## START

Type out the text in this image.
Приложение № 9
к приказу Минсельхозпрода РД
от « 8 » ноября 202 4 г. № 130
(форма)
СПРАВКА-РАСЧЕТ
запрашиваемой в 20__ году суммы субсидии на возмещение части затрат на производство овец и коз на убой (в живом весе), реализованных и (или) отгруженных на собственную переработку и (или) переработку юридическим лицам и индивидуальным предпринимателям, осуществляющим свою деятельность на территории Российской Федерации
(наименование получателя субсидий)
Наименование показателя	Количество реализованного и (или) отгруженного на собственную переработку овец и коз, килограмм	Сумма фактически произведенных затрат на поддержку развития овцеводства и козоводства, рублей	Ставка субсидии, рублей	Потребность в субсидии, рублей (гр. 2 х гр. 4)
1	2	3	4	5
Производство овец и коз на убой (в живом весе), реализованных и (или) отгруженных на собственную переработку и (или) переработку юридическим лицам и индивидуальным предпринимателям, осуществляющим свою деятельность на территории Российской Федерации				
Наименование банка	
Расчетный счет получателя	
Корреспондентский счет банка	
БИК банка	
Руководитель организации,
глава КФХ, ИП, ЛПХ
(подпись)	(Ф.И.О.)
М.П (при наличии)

## END

Reproduce the material exactly, with every line intact.

Type out the text in this image.
Приложение № 9
к приказу Минсельхозпрода РД
от « 8 » ноября 202 4 г. № 130
(форма)
СПРАВКА-РАСЧЕТ
запрашиваемой в 20__ году суммы субсидии на возмещение части затрат на производство овец и коз на убой (в живом весе), реализованных и (или) отгруженных на собственную переработку и (или) переработку юридическим лицам и индивидуальным предпринимателям, осуществляющим свою деятельность на территории Российской Федерации
(наименование получателя субсидий)
Наименование показателя	Количество реализованного и (или) отгруженного на собственную переработку овец и коз, килограмм	Сумма фактически произведенных затрат на поддержку развития овцеводства и козоводства, рублей	Ставка субсидии, рублей	Потребность в субсидии, рублей (гр. 2 х гр. 4)
1	2	3	4	5
Производство овец и коз на убой (в живом весе), реализованных и (или) отгруженных на собственную переработку и (или) переработку юридическим лицам и индивидуальным предпринимателям, осуществляющим свою деятельность на территории Российской Федерации				
Наименование банка	
Расчетный счет получателя	
Корреспондентский счет банка	
БИК банка	
Руководитель организации,
глава КФХ, ИП, ЛПХ
(подпись)	(Ф.И.О.)
М.П (при наличии)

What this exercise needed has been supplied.